** start Data for processing **

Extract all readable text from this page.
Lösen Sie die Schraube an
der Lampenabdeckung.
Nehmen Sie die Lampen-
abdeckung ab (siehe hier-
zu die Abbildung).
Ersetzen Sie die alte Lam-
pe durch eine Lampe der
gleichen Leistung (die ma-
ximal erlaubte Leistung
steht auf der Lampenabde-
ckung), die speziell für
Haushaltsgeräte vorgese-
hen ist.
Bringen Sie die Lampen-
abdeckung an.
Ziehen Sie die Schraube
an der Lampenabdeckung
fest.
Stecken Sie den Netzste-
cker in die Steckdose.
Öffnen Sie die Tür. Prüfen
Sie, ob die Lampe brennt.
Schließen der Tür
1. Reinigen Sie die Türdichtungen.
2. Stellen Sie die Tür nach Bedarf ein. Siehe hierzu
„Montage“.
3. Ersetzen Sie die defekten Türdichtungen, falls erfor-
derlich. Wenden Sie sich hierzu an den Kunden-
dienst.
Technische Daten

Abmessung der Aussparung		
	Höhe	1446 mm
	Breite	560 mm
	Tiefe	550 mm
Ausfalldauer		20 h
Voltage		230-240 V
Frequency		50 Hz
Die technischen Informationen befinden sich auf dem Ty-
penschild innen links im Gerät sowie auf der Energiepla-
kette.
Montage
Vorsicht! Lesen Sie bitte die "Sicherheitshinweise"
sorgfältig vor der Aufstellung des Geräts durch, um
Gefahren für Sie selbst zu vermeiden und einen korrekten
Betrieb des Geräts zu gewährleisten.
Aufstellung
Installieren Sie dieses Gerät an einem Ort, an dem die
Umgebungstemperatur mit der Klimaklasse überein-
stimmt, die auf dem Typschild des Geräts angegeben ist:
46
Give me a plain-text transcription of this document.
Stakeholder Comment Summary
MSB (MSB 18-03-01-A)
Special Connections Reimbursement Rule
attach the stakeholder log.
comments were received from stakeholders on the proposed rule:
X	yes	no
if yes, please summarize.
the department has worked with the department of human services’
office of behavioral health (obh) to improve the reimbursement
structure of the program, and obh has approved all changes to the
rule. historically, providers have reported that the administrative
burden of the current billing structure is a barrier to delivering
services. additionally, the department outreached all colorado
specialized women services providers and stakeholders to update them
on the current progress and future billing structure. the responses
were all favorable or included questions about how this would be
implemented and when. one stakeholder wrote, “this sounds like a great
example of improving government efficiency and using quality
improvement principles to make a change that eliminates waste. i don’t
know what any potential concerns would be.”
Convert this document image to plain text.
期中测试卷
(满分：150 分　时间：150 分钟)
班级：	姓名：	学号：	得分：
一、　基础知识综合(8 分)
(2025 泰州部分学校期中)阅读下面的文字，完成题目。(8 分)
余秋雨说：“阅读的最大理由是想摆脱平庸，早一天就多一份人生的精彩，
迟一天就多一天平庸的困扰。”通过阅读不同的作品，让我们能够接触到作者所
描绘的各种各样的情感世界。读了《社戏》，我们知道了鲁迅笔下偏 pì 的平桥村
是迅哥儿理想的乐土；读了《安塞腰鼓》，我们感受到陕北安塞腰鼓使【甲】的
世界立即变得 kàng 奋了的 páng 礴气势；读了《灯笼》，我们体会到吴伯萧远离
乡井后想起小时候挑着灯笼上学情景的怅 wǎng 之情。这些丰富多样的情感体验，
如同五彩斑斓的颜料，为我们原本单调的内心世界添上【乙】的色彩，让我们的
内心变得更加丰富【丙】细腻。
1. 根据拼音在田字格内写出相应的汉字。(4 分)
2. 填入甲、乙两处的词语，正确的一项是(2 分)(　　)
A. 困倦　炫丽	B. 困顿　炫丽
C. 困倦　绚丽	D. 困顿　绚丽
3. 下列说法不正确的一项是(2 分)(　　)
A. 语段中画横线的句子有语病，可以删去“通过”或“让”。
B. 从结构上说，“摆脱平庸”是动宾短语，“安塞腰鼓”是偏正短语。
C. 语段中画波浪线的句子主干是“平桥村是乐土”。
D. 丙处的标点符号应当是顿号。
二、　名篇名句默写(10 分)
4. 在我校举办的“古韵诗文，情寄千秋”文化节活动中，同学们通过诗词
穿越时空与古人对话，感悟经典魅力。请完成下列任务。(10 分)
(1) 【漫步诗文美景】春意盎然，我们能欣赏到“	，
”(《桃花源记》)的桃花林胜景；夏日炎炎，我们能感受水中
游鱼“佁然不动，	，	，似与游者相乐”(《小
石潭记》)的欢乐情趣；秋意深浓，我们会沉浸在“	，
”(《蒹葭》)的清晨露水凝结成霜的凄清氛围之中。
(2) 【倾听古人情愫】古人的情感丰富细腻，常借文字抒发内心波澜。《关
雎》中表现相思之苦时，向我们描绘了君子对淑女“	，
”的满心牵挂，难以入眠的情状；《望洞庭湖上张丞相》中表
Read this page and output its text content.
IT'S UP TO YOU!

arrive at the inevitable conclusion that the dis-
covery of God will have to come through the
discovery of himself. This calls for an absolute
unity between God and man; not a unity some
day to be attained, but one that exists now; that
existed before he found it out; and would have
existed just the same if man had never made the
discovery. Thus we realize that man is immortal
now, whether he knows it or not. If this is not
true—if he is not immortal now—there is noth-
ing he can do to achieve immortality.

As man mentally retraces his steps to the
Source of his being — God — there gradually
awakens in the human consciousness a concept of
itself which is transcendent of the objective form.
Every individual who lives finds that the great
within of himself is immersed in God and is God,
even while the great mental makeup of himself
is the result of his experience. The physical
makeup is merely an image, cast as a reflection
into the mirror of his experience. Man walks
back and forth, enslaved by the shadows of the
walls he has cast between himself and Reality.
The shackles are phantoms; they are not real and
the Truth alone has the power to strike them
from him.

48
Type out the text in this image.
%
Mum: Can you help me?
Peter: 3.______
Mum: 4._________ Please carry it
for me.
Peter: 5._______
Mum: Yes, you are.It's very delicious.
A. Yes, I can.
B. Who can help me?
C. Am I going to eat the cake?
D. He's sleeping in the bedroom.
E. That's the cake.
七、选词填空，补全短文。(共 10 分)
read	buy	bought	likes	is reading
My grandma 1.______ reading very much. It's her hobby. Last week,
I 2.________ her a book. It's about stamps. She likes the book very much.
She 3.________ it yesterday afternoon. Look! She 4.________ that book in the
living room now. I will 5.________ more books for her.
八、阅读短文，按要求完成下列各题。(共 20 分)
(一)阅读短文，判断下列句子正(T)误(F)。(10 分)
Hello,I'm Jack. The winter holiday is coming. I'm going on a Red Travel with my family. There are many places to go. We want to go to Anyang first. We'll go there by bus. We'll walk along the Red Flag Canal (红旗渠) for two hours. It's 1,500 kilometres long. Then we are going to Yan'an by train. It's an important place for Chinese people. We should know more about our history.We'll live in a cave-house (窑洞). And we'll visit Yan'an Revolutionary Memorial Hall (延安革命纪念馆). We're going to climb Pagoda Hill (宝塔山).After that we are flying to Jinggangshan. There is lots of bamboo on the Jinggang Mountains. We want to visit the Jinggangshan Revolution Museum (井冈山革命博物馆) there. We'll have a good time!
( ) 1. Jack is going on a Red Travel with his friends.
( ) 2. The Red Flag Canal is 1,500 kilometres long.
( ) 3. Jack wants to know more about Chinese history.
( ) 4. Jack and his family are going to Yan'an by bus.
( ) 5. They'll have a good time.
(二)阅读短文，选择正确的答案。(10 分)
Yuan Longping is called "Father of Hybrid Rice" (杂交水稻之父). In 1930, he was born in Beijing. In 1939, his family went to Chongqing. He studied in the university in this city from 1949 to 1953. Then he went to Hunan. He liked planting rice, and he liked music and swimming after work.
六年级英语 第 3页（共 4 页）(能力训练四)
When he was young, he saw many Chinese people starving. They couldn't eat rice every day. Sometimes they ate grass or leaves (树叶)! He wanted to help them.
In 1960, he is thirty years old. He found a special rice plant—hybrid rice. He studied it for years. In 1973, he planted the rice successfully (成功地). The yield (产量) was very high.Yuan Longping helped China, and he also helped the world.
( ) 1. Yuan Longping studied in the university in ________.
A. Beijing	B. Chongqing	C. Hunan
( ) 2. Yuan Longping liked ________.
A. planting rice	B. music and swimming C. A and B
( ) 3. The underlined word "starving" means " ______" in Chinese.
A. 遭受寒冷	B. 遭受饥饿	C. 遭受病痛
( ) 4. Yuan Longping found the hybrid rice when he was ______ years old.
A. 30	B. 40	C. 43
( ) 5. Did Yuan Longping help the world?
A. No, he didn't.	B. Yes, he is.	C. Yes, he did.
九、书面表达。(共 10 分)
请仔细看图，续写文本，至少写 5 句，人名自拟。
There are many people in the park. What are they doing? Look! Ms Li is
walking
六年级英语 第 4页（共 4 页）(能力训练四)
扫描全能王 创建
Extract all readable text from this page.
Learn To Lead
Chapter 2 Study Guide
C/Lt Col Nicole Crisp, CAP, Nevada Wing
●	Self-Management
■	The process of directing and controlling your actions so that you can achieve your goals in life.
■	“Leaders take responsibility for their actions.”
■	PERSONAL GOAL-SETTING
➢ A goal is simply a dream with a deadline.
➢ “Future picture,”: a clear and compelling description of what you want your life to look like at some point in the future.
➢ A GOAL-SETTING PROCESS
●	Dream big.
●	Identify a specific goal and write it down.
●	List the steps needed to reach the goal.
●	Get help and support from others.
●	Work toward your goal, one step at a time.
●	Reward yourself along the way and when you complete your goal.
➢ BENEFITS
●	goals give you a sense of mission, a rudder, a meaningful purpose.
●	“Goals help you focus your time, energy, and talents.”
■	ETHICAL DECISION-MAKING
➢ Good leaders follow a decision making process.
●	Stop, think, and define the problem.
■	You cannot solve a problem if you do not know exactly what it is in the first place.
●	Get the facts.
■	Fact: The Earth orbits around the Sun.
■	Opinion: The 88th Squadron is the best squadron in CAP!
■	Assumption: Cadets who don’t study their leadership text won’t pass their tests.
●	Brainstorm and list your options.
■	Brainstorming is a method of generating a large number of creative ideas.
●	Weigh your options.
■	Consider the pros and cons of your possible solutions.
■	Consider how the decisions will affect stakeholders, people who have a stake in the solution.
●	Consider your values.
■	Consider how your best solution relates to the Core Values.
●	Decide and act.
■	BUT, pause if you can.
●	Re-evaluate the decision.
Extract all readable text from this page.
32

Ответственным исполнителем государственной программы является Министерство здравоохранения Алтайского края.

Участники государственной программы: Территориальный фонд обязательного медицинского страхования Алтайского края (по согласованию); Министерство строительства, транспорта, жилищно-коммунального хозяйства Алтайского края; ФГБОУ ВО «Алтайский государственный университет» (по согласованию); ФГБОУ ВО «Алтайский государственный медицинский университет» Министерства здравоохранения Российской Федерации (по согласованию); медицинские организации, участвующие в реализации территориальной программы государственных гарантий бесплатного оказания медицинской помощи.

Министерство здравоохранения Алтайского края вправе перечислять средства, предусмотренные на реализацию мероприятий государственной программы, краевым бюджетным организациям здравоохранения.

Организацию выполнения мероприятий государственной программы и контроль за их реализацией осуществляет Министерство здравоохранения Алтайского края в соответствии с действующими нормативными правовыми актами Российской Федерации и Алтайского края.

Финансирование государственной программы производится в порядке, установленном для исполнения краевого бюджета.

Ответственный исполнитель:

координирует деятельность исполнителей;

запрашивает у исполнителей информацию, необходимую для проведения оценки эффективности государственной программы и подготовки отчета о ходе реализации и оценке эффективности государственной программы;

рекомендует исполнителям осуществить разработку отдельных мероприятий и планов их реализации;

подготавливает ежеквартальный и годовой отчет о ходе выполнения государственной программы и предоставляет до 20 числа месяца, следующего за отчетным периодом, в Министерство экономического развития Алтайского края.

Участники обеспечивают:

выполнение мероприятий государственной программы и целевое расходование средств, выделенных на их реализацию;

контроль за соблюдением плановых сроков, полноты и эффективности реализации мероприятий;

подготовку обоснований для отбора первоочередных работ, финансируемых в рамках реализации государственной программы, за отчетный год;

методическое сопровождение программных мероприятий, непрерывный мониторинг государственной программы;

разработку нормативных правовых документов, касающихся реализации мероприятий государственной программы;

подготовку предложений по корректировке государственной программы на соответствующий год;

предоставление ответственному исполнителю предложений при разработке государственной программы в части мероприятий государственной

** end Data for processing **

> [What you are asked to do]: Of the lines in the records, how many contain the word "Российской"? Answer with the number and nothing else.

> [Answer below]: 2